ENTRIES SUPPLIED
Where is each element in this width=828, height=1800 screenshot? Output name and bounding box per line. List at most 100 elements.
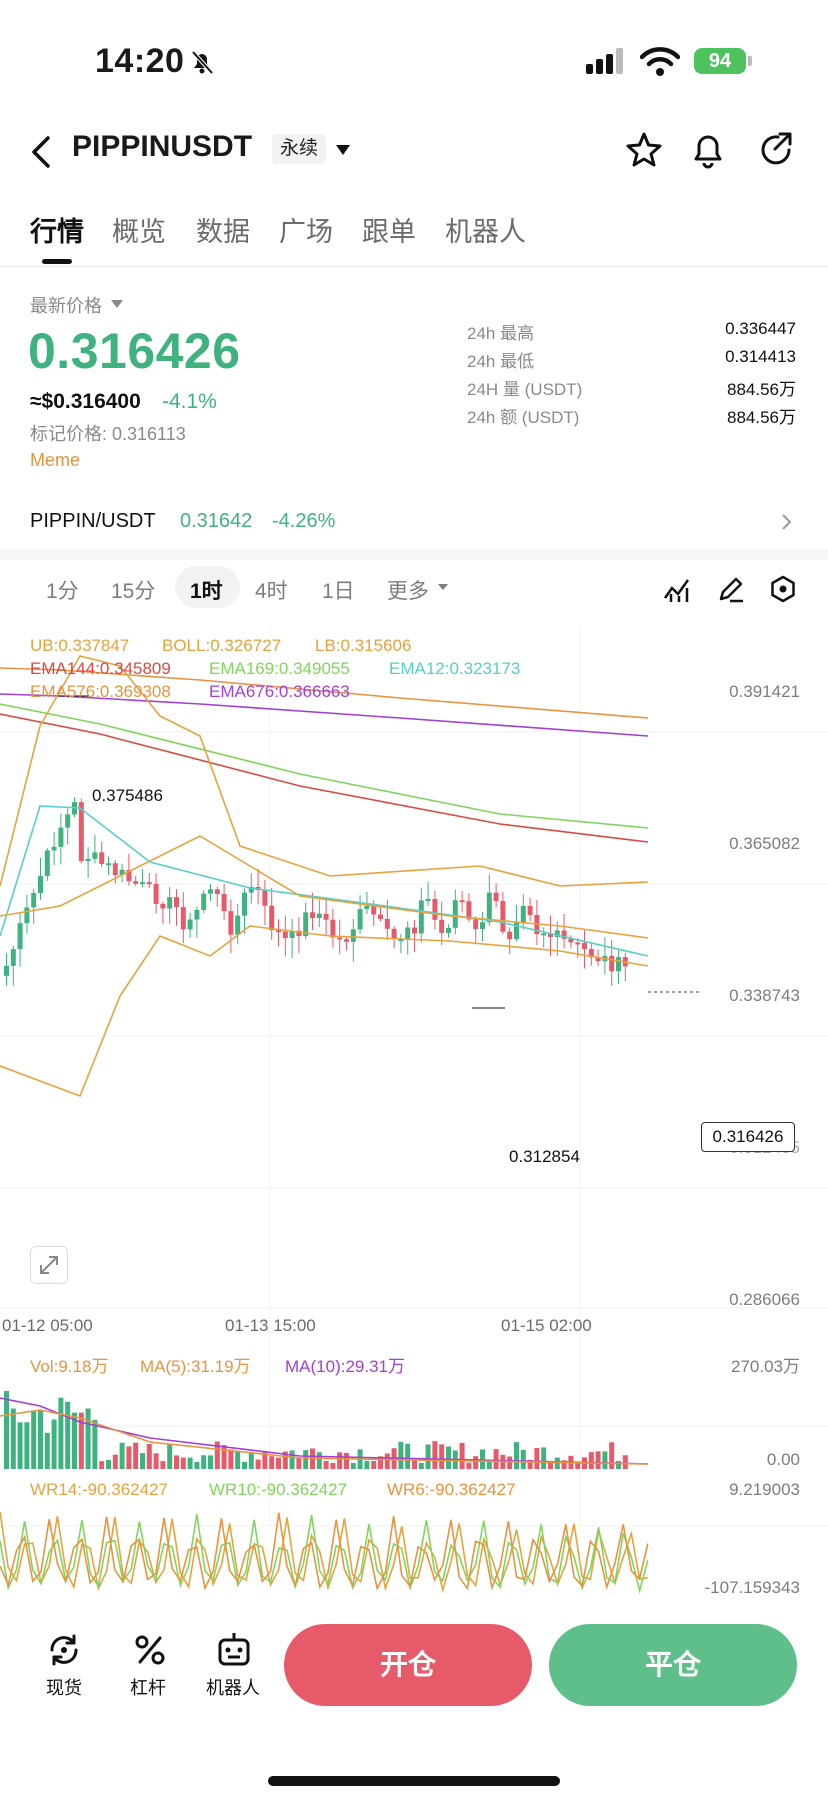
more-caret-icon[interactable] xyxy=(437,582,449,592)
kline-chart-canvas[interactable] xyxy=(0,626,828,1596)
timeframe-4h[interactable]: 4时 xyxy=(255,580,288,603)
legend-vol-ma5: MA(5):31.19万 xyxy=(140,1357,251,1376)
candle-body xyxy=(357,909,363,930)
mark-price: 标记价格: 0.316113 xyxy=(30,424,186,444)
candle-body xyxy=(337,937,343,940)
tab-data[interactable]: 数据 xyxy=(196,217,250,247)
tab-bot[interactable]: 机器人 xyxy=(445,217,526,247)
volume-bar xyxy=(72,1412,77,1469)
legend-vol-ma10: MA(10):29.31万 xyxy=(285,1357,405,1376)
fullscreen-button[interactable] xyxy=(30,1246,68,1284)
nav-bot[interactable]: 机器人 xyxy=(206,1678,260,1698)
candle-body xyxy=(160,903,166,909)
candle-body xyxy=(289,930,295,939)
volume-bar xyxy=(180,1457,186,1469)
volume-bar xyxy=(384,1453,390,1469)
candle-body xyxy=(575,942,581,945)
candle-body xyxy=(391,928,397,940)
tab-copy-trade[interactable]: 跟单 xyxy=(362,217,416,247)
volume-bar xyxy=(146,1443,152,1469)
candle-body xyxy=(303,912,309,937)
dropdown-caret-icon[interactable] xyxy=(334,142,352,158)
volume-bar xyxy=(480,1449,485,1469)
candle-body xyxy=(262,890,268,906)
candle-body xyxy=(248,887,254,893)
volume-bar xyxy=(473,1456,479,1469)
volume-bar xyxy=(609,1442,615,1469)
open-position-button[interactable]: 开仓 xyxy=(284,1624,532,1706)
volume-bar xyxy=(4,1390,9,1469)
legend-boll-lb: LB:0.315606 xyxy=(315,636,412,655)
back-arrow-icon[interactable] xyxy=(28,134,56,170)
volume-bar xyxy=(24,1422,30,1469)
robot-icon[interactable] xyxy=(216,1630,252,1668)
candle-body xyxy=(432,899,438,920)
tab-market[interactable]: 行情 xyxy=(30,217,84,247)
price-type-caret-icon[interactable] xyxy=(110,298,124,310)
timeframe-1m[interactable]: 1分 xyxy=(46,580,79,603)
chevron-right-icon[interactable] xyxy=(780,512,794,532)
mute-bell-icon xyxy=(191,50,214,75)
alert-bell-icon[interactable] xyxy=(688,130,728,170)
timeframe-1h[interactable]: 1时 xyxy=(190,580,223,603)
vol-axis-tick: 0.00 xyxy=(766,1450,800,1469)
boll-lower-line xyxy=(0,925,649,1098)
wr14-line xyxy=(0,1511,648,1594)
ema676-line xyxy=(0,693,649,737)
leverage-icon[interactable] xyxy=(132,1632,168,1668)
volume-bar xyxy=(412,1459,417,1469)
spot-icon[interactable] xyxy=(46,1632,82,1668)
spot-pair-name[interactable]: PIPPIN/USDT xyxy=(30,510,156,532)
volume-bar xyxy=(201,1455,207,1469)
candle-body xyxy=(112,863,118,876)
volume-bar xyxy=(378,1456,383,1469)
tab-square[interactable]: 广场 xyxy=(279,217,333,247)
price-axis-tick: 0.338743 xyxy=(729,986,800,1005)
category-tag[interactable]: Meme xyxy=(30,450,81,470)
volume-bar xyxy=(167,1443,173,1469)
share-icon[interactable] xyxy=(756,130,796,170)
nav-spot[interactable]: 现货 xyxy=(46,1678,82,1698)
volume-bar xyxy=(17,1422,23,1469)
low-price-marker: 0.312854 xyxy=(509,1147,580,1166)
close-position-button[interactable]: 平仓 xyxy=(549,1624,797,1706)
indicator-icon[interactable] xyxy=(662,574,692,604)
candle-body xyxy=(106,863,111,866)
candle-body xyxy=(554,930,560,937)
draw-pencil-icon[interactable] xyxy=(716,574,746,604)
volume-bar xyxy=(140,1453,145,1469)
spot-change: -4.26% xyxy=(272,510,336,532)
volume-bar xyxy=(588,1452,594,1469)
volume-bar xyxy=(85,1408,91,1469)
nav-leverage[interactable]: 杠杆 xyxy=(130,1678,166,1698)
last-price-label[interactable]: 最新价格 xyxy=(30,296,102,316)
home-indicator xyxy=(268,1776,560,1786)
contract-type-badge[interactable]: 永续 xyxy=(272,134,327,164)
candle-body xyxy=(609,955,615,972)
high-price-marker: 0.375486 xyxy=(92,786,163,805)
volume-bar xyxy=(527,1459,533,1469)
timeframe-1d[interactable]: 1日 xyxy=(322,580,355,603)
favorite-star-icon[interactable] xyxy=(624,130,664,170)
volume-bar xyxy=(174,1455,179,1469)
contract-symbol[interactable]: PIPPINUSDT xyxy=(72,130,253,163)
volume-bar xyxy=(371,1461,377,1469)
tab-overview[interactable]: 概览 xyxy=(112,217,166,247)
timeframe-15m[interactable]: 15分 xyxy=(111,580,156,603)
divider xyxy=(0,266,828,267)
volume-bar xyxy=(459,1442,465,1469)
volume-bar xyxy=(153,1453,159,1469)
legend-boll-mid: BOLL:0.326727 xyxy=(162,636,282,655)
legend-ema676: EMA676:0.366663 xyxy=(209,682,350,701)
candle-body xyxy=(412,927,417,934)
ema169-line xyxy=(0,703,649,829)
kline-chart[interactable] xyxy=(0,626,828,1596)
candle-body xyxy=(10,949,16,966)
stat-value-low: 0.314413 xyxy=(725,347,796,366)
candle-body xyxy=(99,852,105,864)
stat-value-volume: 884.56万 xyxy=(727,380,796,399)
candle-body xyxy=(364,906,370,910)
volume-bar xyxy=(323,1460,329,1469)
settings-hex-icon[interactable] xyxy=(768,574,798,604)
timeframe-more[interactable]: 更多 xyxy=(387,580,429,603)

WHAT THIS TASK INVOLVES
Output the lines of the data above without any change, beginning at the line that contains "more-caret-icon[interactable] xyxy=(437,582,449,592)" and stopping after the line that contains "mark-price: 标记价格: 0.316113".

TASK SOLUTION
more-caret-icon[interactable] xyxy=(437,582,449,592)
kline-chart-canvas[interactable] xyxy=(0,626,828,1596)
timeframe-4h[interactable]: 4时 xyxy=(255,580,288,603)
legend-vol-ma5: MA(5):31.19万 xyxy=(140,1357,251,1376)
candle-body xyxy=(357,909,363,930)
mark-price: 标记价格: 0.316113 xyxy=(30,424,186,444)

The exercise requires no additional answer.